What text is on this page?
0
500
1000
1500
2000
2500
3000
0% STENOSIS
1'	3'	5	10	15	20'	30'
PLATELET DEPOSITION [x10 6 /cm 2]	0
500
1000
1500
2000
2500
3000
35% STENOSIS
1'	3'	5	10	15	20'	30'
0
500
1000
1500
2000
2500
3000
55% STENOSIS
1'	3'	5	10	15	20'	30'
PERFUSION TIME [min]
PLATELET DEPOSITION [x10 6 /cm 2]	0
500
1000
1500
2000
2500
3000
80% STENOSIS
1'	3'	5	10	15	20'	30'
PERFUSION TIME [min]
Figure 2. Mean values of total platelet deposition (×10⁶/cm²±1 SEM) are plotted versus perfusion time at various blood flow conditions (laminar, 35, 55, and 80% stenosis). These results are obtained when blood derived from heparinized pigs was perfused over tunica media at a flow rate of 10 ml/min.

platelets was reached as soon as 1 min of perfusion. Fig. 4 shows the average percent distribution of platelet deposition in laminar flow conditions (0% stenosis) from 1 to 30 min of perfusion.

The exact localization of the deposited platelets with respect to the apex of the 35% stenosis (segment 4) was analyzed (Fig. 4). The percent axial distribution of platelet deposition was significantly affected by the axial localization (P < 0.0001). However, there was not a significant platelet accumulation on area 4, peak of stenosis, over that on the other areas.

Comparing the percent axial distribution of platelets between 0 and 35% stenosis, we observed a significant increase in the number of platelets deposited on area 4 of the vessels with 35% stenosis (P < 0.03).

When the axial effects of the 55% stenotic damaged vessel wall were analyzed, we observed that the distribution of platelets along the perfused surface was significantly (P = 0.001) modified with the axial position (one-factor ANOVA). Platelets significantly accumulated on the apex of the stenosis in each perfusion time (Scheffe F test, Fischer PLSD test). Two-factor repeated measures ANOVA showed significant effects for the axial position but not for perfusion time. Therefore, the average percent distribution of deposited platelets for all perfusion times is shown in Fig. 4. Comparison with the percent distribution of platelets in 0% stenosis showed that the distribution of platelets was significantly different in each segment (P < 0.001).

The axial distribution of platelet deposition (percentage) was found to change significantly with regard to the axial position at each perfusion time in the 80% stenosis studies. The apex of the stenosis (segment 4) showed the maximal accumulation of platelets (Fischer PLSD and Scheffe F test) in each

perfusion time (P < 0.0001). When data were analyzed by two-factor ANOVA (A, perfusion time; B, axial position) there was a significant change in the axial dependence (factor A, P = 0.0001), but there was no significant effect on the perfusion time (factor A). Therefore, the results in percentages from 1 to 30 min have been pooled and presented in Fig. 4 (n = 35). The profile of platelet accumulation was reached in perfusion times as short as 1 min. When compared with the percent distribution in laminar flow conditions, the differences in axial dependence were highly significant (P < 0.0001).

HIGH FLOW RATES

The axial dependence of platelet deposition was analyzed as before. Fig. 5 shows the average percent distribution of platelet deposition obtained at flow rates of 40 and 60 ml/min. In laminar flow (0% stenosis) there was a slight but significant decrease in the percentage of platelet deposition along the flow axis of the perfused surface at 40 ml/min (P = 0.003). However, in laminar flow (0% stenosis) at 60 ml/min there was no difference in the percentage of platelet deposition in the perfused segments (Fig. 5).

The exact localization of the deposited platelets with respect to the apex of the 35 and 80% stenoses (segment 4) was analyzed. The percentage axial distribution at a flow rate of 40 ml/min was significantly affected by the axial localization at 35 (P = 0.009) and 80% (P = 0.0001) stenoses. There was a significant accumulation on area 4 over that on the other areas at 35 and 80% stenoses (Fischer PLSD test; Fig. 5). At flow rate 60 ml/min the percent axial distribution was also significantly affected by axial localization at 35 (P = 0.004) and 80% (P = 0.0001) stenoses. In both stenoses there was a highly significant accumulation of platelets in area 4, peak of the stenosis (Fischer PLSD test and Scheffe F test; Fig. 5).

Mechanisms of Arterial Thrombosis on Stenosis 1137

# EXERCISE DESCRIPTION:
List the lines that contain the word "However".

# REPLY TO THE EXERCISE:
The exact localization of the deposited platelets with respect to the apex of the 35% stenosis (segment 4) was analyzed (Fig. 4). The percent axial distribution of platelet deposition was significantly affected by the axial localization (P < 0.0001). However, there was not a significant platelet accumulation on area 4, peak of stenosis, over that on the other areas.
The axial dependence of platelet deposition was analyzed as before. Fig. 5 shows the average percent distribution of platelet deposition obtained at flow rates of 40 and 60 ml/min. In laminar flow (0% stenosis) there was a slight but significant decrease in the percentage of platelet deposition along the flow axis of the perfused surface at 40 ml/min (P = 0.003). However, in laminar flow (0% stenosis) at 60 ml/min there was no difference in the percentage of platelet deposition in the perfused segments (Fig. 5).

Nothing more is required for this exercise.